### [Collected data]
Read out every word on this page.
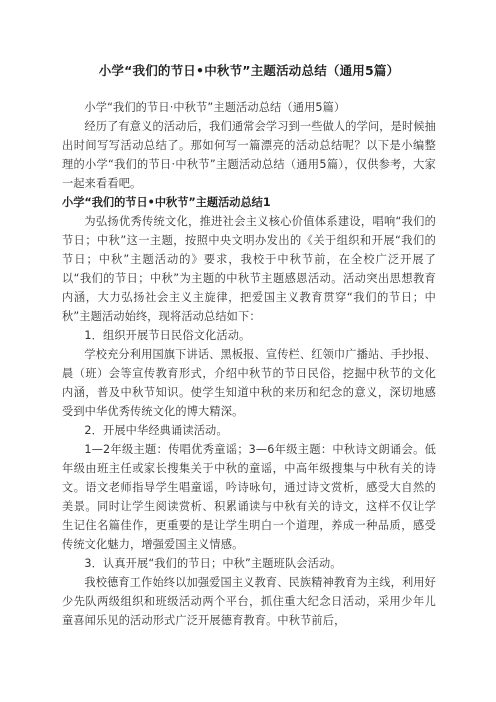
小学“我们的节日•中秋节”主题活动总结（通用5篇）

小学“我们的节日·中秋节”主题活动总结（通用5篇）

经历了有意义的活动后，我们通常会学习到一些做人的学问，是时候抽出时间写写活动总结了。那如何写一篇漂亮的活动总结呢？以下是小编整理的小学“我们的节日·中秋节”主题活动总结（通用5篇），仅供参考，大家一起来看看吧。

小学“我们的节日•中秋节”主题活动总结1

为弘扬优秀传统文化，推进社会主义核心价值体系建设，唱响“我们的节日；中秋”这一主题，按照中央文明办发出的《关于组织和开展“我们的节日；中秋”主题活动的》要求，我校于中秋节前，在全校广泛开展了以“我们的节日；中秋”为主题的中秋节主题感恩活动。活动突出思想教育内涵，大力弘扬社会主义主旋律，把爱国主义教育贯穿“我们的节日；中秋”主题活动始终，现将活动总结如下：

1．组织开展节日民俗文化活动。

学校充分利用国旗下讲话、黑板报、宣传栏、红领巾广播站、手抄报、晨（班）会等宣传教育形式，介绍中秋节的节日民俗，挖掘中秋节的文化内涵，普及中秋节知识。使学生知道中秋的来历和纪念的意义，深切地感受到中华优秀传统文化的博大精深。

2．开展中华经典诵读活动。

1—2年级主题：传唱优秀童谣；3—6年级主题：中秋诗文朗诵会。低年级由班主任或家长搜集关于中秋的童谣，中高年级搜集与中秋有关的诗文。语文老师指导学生唱童谣，吟诗咏句，通过诗文赏析，感受大自然的美景。同时让学生阅读赏析、积累诵读与中秋有关的诗文，这样不仅让学生记住名篇佳作，更重要的是让学生明白一个道理，养成一种品质，感受传统文化魅力，增强爱国主义情感。

3．认真开展“我们的节日；中秋”主题班队会活动。

我校德育工作始终以加强爱国主义教育、民族精神教育为主线，利用好少先队两级组织和班级活动两个平台，抓住重大纪念日活动，采用少年儿童喜闻乐见的活动形式广泛开展德育教育。中秋节前后，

### [What you are asked to do]
Scan the records for the string "我们的节日". Copy each line in which it appears.

### [Correct answer]
小学“我们的节日•中秋节”主题活动总结（通用5篇）
小学“我们的节日·中秋节”主题活动总结（通用5篇）
经历了有意义的活动后，我们通常会学习到一些做人的学问，是时候抽出时间写写活动总结了。那如何写一篇漂亮的活动总结呢？以下是小编整理的小学“我们的节日·中秋节”主题活动总结（通用5篇），仅供参考，大家一起来看看吧。
小学“我们的节日•中秋节”主题活动总结1
为弘扬优秀传统文化，推进社会主义核心价值体系建设，唱响“我们的节日；中秋”这一主题，按照中央文明办发出的《关于组织和开展“我们的节日；中秋”主题活动的》要求，我校于中秋节前，在全校广泛开展了以“我们的节日；中秋”为主题的中秋节主题感恩活动。活动突出思想教育内涵，大力弘扬社会主义主旋律，把爱国主义教育贯穿“我们的节日；中秋”主题活动始终，现将活动总结如下：
3．认真开展“我们的节日；中秋”主题班队会活动。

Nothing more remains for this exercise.